# STATED GOAL
Extract every line that includes the string "EssNet".

----------

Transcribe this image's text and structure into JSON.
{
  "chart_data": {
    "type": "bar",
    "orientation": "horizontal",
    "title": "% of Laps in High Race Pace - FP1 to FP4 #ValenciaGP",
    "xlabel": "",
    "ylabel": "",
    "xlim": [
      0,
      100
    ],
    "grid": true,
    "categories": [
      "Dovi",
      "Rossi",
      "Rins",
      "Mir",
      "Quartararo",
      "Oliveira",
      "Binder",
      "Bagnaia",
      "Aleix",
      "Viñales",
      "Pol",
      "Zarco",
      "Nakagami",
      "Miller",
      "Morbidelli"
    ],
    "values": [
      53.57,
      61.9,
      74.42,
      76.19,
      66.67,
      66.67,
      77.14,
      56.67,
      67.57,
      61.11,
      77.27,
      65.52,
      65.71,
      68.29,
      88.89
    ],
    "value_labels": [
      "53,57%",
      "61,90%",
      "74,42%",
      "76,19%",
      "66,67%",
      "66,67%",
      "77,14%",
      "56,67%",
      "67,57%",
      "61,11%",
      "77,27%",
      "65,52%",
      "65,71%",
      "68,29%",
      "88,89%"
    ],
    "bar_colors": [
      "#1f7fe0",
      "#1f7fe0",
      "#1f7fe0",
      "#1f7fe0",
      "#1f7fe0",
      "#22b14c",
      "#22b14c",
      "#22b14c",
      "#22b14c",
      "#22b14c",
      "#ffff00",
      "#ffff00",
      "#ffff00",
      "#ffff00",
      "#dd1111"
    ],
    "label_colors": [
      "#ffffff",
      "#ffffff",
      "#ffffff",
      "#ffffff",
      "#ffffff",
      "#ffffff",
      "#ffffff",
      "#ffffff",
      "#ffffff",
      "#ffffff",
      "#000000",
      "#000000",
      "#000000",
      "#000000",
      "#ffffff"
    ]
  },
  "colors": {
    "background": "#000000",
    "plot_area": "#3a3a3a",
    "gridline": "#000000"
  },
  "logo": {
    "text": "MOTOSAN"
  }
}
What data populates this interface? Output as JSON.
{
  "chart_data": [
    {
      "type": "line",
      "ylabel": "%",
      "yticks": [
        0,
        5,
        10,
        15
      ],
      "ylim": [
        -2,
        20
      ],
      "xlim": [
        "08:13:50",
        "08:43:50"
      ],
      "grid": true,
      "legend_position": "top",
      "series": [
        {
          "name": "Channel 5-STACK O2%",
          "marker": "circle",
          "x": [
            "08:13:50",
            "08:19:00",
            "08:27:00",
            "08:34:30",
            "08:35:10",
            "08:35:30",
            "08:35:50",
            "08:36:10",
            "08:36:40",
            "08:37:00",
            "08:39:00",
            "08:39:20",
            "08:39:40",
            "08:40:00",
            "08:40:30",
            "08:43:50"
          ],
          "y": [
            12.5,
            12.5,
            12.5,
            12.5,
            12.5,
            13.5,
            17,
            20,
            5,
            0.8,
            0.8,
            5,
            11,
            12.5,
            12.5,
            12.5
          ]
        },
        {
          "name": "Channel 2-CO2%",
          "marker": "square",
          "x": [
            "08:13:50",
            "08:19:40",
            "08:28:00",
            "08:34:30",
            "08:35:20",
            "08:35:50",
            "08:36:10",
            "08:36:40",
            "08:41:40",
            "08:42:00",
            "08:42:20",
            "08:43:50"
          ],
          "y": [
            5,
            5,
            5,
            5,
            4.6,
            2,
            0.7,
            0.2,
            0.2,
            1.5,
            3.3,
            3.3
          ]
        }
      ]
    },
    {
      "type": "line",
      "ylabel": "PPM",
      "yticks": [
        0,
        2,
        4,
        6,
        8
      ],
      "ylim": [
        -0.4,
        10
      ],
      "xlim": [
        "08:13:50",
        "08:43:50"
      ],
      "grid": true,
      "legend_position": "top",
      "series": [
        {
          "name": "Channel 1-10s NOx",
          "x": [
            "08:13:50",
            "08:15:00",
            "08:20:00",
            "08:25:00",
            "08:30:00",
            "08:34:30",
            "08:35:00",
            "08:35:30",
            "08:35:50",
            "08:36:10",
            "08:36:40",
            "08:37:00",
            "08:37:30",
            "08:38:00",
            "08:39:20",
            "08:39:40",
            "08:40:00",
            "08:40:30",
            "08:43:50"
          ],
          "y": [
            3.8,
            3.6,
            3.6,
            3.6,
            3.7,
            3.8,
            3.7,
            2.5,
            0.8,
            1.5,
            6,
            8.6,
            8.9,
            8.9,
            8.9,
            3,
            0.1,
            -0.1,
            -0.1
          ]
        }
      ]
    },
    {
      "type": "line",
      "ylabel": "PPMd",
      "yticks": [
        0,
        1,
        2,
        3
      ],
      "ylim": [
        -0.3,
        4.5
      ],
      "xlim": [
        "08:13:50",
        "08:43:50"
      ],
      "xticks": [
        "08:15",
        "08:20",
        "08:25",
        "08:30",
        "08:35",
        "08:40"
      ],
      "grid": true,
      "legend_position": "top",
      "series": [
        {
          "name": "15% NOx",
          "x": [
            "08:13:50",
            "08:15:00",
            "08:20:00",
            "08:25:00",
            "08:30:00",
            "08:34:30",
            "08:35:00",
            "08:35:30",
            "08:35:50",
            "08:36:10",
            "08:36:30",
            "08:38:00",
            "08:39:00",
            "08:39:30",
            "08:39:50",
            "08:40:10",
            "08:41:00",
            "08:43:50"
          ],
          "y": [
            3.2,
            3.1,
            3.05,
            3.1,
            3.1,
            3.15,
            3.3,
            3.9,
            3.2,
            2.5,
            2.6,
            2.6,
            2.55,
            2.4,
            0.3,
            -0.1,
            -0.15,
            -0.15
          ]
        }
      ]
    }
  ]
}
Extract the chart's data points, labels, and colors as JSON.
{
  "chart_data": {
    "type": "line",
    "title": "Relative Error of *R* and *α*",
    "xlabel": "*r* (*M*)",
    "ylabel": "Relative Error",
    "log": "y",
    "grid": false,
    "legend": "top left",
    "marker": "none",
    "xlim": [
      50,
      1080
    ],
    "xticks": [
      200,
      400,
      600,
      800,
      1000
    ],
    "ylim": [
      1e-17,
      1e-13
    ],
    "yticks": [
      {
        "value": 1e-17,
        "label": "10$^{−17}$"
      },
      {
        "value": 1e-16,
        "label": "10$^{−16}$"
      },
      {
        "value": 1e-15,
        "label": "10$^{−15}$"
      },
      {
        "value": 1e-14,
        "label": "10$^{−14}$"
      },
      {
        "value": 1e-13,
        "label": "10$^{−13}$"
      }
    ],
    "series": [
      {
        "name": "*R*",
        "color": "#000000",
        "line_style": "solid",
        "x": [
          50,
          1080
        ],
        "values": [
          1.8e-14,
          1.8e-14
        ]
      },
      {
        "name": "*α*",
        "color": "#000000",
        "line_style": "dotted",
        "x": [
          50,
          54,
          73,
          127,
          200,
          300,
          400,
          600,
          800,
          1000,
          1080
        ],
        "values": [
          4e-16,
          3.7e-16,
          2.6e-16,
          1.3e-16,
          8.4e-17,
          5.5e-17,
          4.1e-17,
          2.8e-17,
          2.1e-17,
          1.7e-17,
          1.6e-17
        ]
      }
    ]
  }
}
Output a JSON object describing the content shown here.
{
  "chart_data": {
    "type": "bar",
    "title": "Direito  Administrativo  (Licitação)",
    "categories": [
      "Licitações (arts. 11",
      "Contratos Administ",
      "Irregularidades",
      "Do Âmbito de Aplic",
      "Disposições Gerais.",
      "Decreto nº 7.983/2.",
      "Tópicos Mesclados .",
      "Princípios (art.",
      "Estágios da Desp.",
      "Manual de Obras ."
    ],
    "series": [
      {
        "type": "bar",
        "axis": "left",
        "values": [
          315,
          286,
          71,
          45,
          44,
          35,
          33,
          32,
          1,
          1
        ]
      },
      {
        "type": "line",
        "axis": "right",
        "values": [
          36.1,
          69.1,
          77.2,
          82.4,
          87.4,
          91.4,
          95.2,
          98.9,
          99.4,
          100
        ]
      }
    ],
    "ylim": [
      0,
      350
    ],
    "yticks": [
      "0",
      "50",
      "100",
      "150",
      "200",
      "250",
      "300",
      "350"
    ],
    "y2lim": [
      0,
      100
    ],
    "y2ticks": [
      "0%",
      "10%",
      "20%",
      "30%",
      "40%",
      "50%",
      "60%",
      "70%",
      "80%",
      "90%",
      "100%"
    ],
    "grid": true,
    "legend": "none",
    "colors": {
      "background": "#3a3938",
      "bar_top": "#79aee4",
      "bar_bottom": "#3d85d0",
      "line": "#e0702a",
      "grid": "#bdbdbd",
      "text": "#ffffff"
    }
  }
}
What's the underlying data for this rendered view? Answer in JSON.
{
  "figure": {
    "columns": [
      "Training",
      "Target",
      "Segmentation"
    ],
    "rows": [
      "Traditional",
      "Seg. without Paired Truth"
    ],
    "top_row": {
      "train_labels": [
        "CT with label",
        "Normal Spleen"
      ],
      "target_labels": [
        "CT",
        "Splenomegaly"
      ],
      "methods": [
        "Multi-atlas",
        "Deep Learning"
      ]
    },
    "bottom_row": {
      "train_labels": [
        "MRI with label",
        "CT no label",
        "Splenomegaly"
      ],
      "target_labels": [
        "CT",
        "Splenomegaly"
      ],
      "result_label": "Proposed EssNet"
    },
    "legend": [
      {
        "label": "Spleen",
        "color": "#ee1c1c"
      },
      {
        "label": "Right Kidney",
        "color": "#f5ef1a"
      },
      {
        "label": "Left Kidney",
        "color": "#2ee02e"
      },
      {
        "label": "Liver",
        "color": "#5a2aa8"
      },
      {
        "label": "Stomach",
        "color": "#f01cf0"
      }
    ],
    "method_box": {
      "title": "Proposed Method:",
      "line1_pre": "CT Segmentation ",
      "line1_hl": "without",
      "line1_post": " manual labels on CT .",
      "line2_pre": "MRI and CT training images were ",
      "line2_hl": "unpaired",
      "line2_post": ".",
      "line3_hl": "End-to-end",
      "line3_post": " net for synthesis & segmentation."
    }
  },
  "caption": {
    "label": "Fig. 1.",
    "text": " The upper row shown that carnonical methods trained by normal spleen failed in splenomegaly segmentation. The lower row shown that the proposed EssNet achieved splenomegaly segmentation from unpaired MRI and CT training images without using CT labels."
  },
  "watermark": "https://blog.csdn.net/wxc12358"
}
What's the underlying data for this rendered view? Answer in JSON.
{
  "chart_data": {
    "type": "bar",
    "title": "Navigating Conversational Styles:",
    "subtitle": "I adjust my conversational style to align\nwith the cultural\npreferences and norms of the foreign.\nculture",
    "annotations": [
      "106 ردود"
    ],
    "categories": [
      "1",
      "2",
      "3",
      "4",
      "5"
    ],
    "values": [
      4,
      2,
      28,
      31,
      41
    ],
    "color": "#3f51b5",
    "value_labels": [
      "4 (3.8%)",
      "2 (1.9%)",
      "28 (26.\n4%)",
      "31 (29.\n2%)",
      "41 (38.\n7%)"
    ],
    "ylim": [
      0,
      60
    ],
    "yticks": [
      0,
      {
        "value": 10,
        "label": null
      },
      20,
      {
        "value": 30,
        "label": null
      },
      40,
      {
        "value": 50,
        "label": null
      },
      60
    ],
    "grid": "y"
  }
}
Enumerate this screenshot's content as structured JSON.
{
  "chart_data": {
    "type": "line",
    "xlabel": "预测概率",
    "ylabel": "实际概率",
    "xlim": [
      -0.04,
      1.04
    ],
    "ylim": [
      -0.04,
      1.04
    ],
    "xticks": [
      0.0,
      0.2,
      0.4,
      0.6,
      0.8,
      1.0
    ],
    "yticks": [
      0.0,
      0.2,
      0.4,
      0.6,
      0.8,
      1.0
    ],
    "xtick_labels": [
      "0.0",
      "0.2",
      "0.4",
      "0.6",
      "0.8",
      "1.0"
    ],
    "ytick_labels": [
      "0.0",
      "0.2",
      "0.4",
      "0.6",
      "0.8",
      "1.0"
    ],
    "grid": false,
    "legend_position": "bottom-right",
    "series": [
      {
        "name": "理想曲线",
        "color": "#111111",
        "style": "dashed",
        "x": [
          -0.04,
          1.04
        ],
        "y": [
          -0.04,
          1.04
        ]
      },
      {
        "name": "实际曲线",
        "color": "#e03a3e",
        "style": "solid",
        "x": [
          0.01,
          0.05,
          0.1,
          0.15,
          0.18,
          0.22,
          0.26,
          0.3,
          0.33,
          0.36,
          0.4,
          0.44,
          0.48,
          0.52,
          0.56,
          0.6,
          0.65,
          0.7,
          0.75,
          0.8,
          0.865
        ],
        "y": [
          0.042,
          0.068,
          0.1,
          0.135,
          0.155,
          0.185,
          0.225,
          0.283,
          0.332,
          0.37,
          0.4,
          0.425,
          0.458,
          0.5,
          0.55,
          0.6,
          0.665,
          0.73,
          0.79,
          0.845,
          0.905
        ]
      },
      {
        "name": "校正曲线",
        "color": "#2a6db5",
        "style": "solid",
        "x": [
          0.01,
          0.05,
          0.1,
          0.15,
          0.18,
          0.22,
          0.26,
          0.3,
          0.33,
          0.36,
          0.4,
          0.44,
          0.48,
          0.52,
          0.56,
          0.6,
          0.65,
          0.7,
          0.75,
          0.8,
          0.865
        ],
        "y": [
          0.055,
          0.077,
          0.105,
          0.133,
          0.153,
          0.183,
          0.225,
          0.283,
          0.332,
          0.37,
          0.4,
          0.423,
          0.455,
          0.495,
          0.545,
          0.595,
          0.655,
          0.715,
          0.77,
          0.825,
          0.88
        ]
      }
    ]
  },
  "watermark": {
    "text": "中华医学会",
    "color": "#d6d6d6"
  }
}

----------

# WRITTEN ANSWER
      "result_label": "Proposed EssNet"
    "text": " The upper row shown that carnonical methods trained by normal spleen failed in splenomegaly segmentation. The lower row shown that the proposed EssNet achieved splenomegaly segmentation from unpaired MRI and CT training images without using CT labels."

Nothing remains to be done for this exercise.